The records that follow should be retyped word for word.

[Records that describe figures]
(begin)

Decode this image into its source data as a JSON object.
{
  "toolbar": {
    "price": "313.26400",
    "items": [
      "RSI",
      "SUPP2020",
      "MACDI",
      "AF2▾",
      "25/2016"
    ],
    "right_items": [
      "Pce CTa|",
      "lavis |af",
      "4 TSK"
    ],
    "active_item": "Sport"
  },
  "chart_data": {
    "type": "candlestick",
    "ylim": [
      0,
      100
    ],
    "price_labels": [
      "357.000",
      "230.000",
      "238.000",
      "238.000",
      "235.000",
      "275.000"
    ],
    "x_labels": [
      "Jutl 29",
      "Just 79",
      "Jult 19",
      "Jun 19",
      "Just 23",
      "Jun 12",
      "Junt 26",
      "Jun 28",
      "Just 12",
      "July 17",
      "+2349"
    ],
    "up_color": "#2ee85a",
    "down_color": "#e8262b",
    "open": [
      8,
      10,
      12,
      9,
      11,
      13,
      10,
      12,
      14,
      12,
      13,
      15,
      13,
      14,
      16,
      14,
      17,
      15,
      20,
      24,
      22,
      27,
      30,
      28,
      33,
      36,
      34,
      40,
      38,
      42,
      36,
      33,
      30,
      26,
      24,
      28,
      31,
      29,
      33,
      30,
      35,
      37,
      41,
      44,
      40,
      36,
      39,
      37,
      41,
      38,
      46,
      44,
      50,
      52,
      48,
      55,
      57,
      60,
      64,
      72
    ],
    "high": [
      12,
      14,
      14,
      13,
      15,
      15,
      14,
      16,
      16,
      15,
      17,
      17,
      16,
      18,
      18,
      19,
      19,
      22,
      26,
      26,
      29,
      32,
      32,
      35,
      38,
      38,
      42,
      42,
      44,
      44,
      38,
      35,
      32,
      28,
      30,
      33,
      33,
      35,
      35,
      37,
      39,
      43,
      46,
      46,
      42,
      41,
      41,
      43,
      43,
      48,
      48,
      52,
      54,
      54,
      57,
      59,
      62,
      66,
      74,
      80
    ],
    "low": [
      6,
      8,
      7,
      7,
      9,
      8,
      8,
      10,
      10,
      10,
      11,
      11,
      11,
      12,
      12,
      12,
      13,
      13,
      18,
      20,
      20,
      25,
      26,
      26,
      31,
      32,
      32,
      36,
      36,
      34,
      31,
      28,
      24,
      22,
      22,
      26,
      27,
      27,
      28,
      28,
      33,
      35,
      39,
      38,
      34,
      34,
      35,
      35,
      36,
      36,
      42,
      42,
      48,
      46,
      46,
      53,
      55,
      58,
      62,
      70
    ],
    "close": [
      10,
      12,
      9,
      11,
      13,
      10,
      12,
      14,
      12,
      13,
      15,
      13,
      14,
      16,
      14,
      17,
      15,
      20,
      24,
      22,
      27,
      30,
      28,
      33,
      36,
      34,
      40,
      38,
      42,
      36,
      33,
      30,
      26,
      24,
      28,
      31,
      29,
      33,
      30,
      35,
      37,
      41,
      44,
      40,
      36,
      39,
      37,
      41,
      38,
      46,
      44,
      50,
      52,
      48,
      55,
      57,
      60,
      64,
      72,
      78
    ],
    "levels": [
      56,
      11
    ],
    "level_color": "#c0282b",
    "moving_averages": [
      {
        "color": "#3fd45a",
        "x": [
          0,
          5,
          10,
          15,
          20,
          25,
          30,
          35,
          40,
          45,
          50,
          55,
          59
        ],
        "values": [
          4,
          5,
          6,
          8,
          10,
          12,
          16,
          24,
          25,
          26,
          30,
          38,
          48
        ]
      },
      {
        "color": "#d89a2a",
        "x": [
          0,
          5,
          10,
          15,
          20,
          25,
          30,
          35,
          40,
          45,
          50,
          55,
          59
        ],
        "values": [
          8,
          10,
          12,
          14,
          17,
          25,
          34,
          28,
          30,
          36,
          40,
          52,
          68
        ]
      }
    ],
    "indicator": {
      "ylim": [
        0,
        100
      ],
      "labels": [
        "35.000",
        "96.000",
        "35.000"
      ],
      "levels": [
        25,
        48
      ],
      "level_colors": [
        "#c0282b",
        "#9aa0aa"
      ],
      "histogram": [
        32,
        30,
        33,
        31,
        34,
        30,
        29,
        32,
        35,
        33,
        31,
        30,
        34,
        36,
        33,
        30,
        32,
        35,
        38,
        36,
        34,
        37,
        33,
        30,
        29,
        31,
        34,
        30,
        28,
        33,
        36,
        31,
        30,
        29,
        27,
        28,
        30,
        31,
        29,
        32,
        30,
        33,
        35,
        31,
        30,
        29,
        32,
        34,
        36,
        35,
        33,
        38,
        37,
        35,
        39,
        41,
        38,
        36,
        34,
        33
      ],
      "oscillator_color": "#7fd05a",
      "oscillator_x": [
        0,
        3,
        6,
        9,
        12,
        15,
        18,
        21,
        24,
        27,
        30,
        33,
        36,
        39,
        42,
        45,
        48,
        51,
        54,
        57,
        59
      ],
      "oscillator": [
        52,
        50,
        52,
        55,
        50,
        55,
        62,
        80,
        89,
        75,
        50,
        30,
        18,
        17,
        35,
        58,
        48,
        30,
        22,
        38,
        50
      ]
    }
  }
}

(end)

* **Output**
Decode this image into its source data as a JSON object.
{
  "toolbar": {
    "price": "313.26400",
    "items": [
      "RSI",
      "SUPP2020",
      "MACDI",
      "AF2▾",
      "25/2016"
    ],
    "right_items": [
      "Pce CTa|",
      "lavis |af",
      "4 TSK"
    ],
    "active_item": "Sport"
  },
  "chart_data": {
    "type": "candlestick",
    "ylim": [
      0,
      100
    ],
    "price_labels": [
      "357.000",
      "230.000",
      "238.000",
      "238.000",
      "235.000",
      "275.000"
    ],
    "x_labels": [
      "Jutl 29",
      "Just 79",
      "Jult 19",
      "Jun 19",
      "Just 23",
      "Jun 12",
      "Junt 26",
      "Jun 28",
      "Just 12",
      "July 17",
      "+2349"
    ],
    "up_color": "#2ee85a",
    "down_color": "#e8262b",
    "open": [
      8,
      10,
      12,
      9,
      11,
      13,
      10,
      12,
      14,
      12,
      13,
      15,
      13,
      14,
      16,
      14,
      17,
      15,
      20,
      24,
      22,
      27,
      30,
      28,
      33,
      36,
      34,
      40,
      38,
      42,
      36,
      33,
      30,
      26,
      24,
      28,
      31,
      29,
      33,
      30,
      35,
      37,
      41,
      44,
      40,
      36,
      39,
      37,
      41,
      38,
      46,
      44,
      50,
      52,
      48,
      55,
      57,
      60,
      64,
      72
    ],
    "high": [
      12,
      14,
      14,
      13,
      15,
      15,
      14,
      16,
      16,
      15,
      17,
      17,
      16,
      18,
      18,
      19,
      19,
      22,
      26,
      26,
      29,
      32,
      32,
      35,
      38,
      38,
      42,
      42,
      44,
      44,
      38,
      35,
      32,
      28,
      30,
      33,
      33,
      35,
      35,
      37,
      39,
      43,
      46,
      46,
      42,
      41,
      41,
      43,
      43,
      48,
      48,
      52,
      54,
      54,
      57,
      59,
      62,
      66,
      74,
      80
    ],
    "low": [
      6,
      8,
      7,
      7,
      9,
      8,
      8,
      10,
      10,
      10,
      11,
      11,
      11,
      12,
      12,
      12,
      13,
      13,
      18,
      20,
      20,
      25,
      26,
      26,
      31,
      32,
      32,
      36,
      36,
      34,
      31,
      28,
      24,
      22,
      22,
      26,
      27,
      27,
      28,
      28,
      33,
      35,
      39,
      38,
      34,
      34,
      35,
      35,
      36,
      36,
      42,
      42,
      48,
      46,
      46,
      53,
      55,
      58,
      62,
      70
    ],
    "close": [
      10,
      12,
      9,
      11,
      13,
      10,
      12,
      14,
      12,
      13,
      15,
      13,
      14,
      16,
      14,
      17,
      15,
      20,
      24,
      22,
      27,
      30,
      28,
      33,
      36,
      34,
      40,
      38,
      42,
      36,
      33,
      30,
      26,
      24,
      28,
      31,
      29,
      33,
      30,
      35,
      37,
      41,
      44,
      40,
      36,
      39,
      37,
      41,
      38,
      46,
      44,
      50,
      52,
      48,
      55,
      57,
      60,
      64,
      72,
      78
    ],
    "levels": [
      56,
      11
    ],
    "level_color": "#c0282b",
    "moving_averages": [
      {
        "color": "#3fd45a",
        "x": [
          0,
          5,
          10,
          15,
          20,
          25,
          30,
          35,
          40,
          45,
          50,
          55,
          59
        ],
        "values": [
          4,
          5,
          6,
          8,
          10,
          12,
          16,
          24,
          25,
          26,
          30,
          38,
          48
        ]
      },
      {
        "color": "#d89a2a",
        "x": [
          0,
          5,
          10,
          15,
          20,
          25,
          30,
          35,
          40,
          45,
          50,
          55,
          59
        ],
        "values": [
          8,
          10,
          12,
          14,
          17,
          25,
          34,
          28,
          30,
          36,
          40,
          52,
          68
        ]
      }
    ],
    "indicator": {
      "ylim": [
        0,
        100
      ],
      "labels": [
        "35.000",
        "96.000",
        "35.000"
      ],
      "levels": [
        25,
        48
      ],
      "level_colors": [
        "#c0282b",
        "#9aa0aa"
      ],
      "histogram": [
        32,
        30,
        33,
        31,
        34,
        30,
        29,
        32,
        35,
        33,
        31,
        30,
        34,
        36,
        33,
        30,
        32,
        35,
        38,
        36,
        34,
        37,
        33,
        30,
        29,
        31,
        34,
        30,
        28,
        33,
        36,
        31,
        30,
        29,
        27,
        28,
        30,
        31,
        29,
        32,
        30,
        33,
        35,
        31,
        30,
        29,
        32,
        34,
        36,
        35,
        33,
        38,
        37,
        35,
        39,
        41,
        38,
        36,
        34,
        33
      ],
      "oscillator_color": "#7fd05a",
      "oscillator_x": [
        0,
        3,
        6,
        9,
        12,
        15,
        18,
        21,
        24,
        27,
        30,
        33,
        36,
        39,
        42,
        45,
        48,
        51,
        54,
        57,
        59
      ],
      "oscillator": [
        52,
        50,
        52,
        55,
        50,
        55,
        62,
        80,
        89,
        75,
        50,
        30,
        18,
        17,
        35,
        58,
        48,
        30,
        22,
        38,
        50
      ]
    }
  }
}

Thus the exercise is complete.